--- START OF Extracted records ---

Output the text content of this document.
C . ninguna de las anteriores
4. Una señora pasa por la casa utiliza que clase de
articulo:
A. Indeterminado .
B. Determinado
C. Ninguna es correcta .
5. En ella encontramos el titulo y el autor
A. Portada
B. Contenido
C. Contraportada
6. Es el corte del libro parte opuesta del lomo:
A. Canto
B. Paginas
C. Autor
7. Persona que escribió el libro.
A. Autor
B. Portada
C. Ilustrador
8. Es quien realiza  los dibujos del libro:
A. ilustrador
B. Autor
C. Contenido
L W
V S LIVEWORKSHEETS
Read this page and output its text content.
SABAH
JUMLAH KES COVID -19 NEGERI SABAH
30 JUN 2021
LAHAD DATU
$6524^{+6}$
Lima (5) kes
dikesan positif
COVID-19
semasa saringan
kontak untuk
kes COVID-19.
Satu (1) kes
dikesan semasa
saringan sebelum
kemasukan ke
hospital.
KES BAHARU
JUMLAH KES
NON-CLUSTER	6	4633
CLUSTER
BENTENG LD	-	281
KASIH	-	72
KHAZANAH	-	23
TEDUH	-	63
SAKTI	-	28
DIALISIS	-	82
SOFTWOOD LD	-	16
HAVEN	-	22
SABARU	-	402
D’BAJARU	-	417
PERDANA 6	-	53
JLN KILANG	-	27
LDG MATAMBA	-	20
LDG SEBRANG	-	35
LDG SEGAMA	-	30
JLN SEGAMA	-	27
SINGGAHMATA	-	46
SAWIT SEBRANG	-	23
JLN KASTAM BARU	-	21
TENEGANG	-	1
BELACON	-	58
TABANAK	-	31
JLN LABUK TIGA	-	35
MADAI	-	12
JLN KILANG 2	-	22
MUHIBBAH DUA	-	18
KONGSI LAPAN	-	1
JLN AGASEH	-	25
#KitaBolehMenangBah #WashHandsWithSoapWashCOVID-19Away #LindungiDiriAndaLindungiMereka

--- END OF Extracted records ---

**What to do:** Recite the full listing above exactly.

**Reply to the exercise:**
Output the text content of this document.
C . ninguna de las anteriores
4. Una señora pasa por la casa utiliza que clase de
articulo:
A. Indeterminado .
B. Determinado
C. Ninguna es correcta .
5. En ella encontramos el titulo y el autor
A. Portada
B. Contenido
C. Contraportada
6. Es el corte del libro parte opuesta del lomo:
A. Canto
B. Paginas
C. Autor
7. Persona que escribió el libro.
A. Autor
B. Portada
C. Ilustrador
8. Es quien realiza  los dibujos del libro:
A. ilustrador
B. Autor
C. Contenido
L W
V S LIVEWORKSHEETS
Read this page and output its text content.
SABAH
JUMLAH KES COVID -19 NEGERI SABAH
30 JUN 2021
LAHAD DATU
$6524^{+6}$
Lima (5) kes
dikesan positif
COVID-19
semasa saringan
kontak untuk
kes COVID-19.
Satu (1) kes
dikesan semasa
saringan sebelum
kemasukan ke
hospital.
KES BAHARU
JUMLAH KES
NON-CLUSTER	6	4633
CLUSTER
BENTENG LD	-	281
KASIH	-	72
KHAZANAH	-	23
TEDUH	-	63
SAKTI	-	28
DIALISIS	-	82
SOFTWOOD LD	-	16
HAVEN	-	22
SABARU	-	402
D’BAJARU	-	417
PERDANA 6	-	53
JLN KILANG	-	27
LDG MATAMBA	-	20
LDG SEBRANG	-	35
LDG SEGAMA	-	30
JLN SEGAMA	-	27
SINGGAHMATA	-	46
SAWIT SEBRANG	-	23
JLN KASTAM BARU	-	21
TENEGANG	-	1
BELACON	-	58
TABANAK	-	31
JLN LABUK TIGA	-	35
MADAI	-	12
JLN KILANG 2	-	22
MUHIBBAH DUA	-	18
KONGSI LAPAN	-	1
JLN AGASEH	-	25
#KitaBolehMenangBah #WashHandsWithSoapWashCOVID-19Away #LindungiDiriAndaLindungiMereka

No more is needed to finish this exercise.